◆ **EXERCISE BRIEF**:
Look at each line of the records and count those with "Quattro" in them. Please answer with the count alone.

◆ **GIVEN DATA**:
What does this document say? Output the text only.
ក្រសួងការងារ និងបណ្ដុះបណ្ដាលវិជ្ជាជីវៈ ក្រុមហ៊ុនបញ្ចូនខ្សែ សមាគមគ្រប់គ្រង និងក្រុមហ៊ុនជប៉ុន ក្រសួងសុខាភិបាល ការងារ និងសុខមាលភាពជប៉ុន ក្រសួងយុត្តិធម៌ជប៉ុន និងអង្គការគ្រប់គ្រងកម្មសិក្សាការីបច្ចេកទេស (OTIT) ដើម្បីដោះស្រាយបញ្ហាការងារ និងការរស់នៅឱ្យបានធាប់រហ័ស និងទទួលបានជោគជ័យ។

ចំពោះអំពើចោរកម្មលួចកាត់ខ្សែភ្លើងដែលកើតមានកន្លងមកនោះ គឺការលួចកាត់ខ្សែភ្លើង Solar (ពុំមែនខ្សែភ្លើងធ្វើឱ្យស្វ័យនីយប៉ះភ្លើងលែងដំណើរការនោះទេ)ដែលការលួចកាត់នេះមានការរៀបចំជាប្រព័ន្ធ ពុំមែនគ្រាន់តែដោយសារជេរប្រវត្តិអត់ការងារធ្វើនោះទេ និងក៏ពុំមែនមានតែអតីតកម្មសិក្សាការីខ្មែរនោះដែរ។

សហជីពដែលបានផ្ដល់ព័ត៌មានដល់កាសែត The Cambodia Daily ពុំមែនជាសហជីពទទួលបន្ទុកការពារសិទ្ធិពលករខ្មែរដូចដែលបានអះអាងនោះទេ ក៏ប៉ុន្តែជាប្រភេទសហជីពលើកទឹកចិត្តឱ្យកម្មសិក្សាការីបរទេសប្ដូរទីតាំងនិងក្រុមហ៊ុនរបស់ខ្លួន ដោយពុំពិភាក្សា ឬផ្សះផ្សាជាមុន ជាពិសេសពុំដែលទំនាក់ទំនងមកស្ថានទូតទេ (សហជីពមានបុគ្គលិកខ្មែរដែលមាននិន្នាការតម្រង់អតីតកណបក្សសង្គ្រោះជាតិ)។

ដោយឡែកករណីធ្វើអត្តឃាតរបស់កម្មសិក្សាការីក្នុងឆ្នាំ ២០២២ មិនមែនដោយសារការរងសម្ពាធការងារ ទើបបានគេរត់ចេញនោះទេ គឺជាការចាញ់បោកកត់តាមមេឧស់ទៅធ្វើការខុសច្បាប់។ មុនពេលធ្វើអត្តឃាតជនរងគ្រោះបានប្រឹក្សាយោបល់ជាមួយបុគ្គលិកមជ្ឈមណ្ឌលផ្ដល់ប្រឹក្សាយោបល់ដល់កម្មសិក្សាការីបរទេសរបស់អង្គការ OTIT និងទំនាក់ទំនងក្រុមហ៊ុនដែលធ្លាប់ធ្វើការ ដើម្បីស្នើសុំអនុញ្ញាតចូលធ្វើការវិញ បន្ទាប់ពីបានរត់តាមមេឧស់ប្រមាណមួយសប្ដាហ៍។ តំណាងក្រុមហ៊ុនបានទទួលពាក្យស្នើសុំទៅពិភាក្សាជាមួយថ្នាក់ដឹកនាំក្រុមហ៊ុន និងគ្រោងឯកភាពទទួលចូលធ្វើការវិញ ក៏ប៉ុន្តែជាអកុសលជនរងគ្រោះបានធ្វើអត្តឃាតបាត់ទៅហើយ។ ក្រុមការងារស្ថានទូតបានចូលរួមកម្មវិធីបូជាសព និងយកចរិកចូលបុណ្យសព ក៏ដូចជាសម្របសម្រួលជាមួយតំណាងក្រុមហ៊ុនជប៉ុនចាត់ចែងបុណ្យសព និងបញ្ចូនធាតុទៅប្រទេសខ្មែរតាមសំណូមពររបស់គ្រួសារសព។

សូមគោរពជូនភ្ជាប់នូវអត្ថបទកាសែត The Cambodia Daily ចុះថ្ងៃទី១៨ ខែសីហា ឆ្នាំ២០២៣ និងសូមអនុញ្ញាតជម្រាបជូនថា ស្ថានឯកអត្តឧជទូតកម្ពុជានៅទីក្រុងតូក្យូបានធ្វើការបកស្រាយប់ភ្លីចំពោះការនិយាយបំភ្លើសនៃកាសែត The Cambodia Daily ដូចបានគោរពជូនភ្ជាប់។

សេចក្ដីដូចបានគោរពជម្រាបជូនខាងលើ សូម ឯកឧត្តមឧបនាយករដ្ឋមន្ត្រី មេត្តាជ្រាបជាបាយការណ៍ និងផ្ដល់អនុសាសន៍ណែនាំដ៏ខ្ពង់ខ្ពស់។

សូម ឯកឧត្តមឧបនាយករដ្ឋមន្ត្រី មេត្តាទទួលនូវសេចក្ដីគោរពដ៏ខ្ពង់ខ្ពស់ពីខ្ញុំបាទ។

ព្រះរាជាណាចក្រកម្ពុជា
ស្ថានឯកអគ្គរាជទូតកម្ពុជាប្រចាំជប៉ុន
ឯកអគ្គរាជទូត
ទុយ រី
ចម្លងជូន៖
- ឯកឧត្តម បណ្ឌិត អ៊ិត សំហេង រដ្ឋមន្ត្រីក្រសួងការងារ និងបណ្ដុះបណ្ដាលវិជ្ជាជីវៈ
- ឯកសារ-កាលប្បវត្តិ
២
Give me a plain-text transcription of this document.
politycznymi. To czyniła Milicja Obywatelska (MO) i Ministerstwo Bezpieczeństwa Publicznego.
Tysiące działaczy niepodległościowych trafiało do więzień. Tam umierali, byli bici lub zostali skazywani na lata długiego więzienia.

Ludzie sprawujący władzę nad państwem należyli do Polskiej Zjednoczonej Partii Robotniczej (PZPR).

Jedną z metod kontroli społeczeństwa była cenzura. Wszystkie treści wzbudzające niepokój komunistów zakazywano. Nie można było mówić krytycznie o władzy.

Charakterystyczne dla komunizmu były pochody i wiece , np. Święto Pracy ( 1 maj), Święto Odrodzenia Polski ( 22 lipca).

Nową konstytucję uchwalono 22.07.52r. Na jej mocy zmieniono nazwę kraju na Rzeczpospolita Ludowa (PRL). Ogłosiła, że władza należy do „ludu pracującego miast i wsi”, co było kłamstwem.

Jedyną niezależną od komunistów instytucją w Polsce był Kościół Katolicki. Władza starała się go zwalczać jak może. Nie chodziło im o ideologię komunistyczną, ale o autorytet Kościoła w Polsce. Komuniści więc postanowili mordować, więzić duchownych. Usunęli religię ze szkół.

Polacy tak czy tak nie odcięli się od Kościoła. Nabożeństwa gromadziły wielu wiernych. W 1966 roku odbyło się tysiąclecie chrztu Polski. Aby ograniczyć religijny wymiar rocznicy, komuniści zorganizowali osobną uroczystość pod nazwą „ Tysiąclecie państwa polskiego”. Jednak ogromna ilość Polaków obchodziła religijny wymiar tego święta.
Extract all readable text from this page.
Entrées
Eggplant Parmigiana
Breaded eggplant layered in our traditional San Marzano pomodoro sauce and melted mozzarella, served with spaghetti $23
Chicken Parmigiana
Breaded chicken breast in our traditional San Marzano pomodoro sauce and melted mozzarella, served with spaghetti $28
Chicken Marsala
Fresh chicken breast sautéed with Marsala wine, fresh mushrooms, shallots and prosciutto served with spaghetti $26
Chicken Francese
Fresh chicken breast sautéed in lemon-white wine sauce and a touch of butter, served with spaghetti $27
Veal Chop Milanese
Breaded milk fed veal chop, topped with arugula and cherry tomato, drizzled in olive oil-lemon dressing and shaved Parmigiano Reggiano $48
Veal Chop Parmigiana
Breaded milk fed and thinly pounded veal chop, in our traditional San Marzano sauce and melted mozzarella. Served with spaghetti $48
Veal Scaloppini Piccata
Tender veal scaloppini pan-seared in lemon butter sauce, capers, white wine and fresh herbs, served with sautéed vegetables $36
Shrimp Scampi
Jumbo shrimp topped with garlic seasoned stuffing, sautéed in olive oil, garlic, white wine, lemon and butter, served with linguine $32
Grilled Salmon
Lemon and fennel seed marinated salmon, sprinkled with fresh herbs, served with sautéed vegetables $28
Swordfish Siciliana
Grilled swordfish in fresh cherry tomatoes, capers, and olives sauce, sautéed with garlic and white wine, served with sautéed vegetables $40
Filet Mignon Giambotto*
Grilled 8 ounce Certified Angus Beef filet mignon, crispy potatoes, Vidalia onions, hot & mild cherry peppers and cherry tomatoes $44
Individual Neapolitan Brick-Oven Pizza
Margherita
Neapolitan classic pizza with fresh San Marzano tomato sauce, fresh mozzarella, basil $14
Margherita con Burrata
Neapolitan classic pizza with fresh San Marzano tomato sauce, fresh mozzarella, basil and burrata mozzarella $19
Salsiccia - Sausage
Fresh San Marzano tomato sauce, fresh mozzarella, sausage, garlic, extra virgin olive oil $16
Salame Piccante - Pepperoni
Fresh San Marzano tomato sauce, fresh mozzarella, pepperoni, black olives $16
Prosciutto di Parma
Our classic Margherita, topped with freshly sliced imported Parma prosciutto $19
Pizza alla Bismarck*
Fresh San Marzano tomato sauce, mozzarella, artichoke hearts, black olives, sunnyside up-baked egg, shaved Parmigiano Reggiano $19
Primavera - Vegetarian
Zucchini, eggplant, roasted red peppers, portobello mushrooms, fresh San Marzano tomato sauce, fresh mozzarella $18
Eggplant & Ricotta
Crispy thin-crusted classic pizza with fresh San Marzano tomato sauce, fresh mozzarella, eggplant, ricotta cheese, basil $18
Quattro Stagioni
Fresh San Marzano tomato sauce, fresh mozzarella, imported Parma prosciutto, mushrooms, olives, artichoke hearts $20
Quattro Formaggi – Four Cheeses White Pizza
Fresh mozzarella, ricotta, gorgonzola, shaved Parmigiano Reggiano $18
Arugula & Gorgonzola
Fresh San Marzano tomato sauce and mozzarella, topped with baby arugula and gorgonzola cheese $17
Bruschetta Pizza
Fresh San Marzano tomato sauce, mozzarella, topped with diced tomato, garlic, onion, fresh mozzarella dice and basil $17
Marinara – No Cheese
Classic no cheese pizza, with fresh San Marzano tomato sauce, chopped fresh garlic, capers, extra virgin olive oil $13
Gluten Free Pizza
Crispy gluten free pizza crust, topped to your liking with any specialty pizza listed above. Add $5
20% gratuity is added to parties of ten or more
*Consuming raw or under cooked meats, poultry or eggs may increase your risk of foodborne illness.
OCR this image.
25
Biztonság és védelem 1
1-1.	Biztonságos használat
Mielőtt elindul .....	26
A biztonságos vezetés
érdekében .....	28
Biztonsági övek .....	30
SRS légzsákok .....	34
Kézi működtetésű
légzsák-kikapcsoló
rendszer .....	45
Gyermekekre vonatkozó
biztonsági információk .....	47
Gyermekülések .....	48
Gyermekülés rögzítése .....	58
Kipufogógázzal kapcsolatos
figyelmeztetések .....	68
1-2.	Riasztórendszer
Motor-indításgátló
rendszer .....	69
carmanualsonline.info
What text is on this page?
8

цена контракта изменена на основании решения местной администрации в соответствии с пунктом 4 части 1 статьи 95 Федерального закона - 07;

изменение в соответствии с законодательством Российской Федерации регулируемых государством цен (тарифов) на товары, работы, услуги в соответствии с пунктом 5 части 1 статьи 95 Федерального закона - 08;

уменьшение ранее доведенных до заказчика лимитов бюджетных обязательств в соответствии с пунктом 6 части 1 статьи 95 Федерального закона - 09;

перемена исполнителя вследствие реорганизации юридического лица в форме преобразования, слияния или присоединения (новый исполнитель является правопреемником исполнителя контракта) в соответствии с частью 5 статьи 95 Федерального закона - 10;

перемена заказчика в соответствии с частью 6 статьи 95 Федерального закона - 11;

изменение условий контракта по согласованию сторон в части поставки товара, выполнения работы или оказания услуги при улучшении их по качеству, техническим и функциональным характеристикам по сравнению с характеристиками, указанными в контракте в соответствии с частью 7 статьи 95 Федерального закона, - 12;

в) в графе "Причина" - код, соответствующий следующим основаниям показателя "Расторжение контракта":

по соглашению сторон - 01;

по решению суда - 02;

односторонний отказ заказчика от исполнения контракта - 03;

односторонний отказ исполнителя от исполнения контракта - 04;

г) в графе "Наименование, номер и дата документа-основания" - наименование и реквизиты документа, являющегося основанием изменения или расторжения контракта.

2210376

◆ **OUTPUT FOR THIS TASK**:
2